- **Records that describe figures**:
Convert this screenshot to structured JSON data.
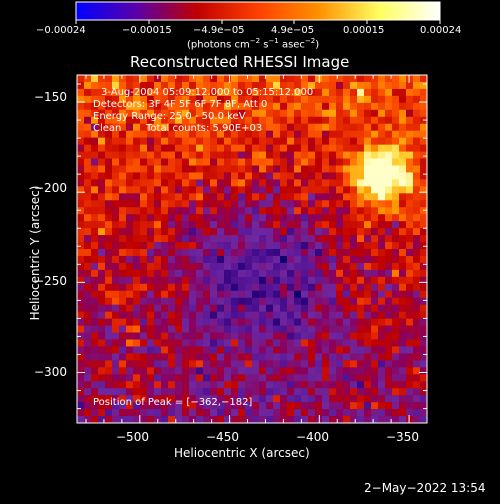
{
  "chart_data": {
    "type": "heatmap",
    "title": "Reconstructed RHESSI Image",
    "xlabel": "Heliocentric X (arcsec)",
    "ylabel": "Heliocentric Y (arcsec)",
    "xlim": [
      -535,
      -340
    ],
    "ylim": [
      -328,
      -135
    ],
    "x_ticks": [
      -500,
      -450,
      -400,
      -350
    ],
    "x_tick_labels": [
      "−500",
      "−450",
      "−400",
      "−350"
    ],
    "y_ticks": [
      -150,
      -200,
      -250,
      -300
    ],
    "y_tick_labels": [
      "−150",
      "−200",
      "−250",
      "−300"
    ],
    "colorbar": {
      "range": [
        -0.00024,
        0.00024
      ],
      "tick_labels": [
        "−0.00024",
        "−0.00015",
        "−4.9e−05",
        "4.9e−05",
        "0.00015",
        "0.00024"
      ],
      "units_prefix": "(photons cm",
      "units_exp1": "−2",
      "units_mid": " s",
      "units_exp2": "−1",
      "units_mid2": " asec",
      "units_exp3": "−2",
      "units_suffix": ")",
      "colors": [
        "#0000ff",
        "#5a00a8",
        "#c00000",
        "#ff4000",
        "#ff9000",
        "#ffff60",
        "#ffffff"
      ]
    },
    "annotations": {
      "time_range": "3-Aug-2004 05:09:12.000 to 05:15:12.000",
      "detectors": "Detectors: 3F 4F 5F 6F 7F 8F, Att 0",
      "energy": "Energy Range: 25.0 - 50.0 keV",
      "clean_label": "Clean",
      "total_counts": "Total counts: 5.90E+03",
      "peak": "Position of Peak = [−362,−182]"
    },
    "peak_position": [
      -362,
      -182
    ]
  },
  "footer": {
    "timestamp": "2−May−2022 13:54"
  }
}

- **WHAT TO WORK ON**: Retype the whole listing, keeping every line identical and omitting all pictures.

- **OUTPUT**:
Convert this screenshot to structured JSON data.
{
  "chart_data": {
    "type": "heatmap",
    "title": "Reconstructed RHESSI Image",
    "xlabel": "Heliocentric X (arcsec)",
    "ylabel": "Heliocentric Y (arcsec)",
    "xlim": [
      -535,
      -340
    ],
    "ylim": [
      -328,
      -135
    ],
    "x_ticks": [
      -500,
      -450,
      -400,
      -350
    ],
    "x_tick_labels": [
      "−500",
      "−450",
      "−400",
      "−350"
    ],
    "y_ticks": [
      -150,
      -200,
      -250,
      -300
    ],
    "y_tick_labels": [
      "−150",
      "−200",
      "−250",
      "−300"
    ],
    "colorbar": {
      "range": [
        -0.00024,
        0.00024
      ],
      "tick_labels": [
        "−0.00024",
        "−0.00015",
        "−4.9e−05",
        "4.9e−05",
        "0.00015",
        "0.00024"
      ],
      "units_prefix": "(photons cm",
      "units_exp1": "−2",
      "units_mid": " s",
      "units_exp2": "−1",
      "units_mid2": " asec",
      "units_exp3": "−2",
      "units_suffix": ")",
      "colors": [
        "#0000ff",
        "#5a00a8",
        "#c00000",
        "#ff4000",
        "#ff9000",
        "#ffff60",
        "#ffffff"
      ]
    },
    "annotations": {
      "time_range": "3-Aug-2004 05:09:12.000 to 05:15:12.000",
      "detectors": "Detectors: 3F 4F 5F 6F 7F 8F, Att 0",
      "energy": "Energy Range: 25.0 - 50.0 keV",
      "clean_label": "Clean",
      "total_counts": "Total counts: 5.90E+03",
      "peak": "Position of Peak = [−362,−182]"
    },
    "peak_position": [
      -362,
      -182
    ]
  },
  "footer": {
    "timestamp": "2−May−2022 13:54"
  }
}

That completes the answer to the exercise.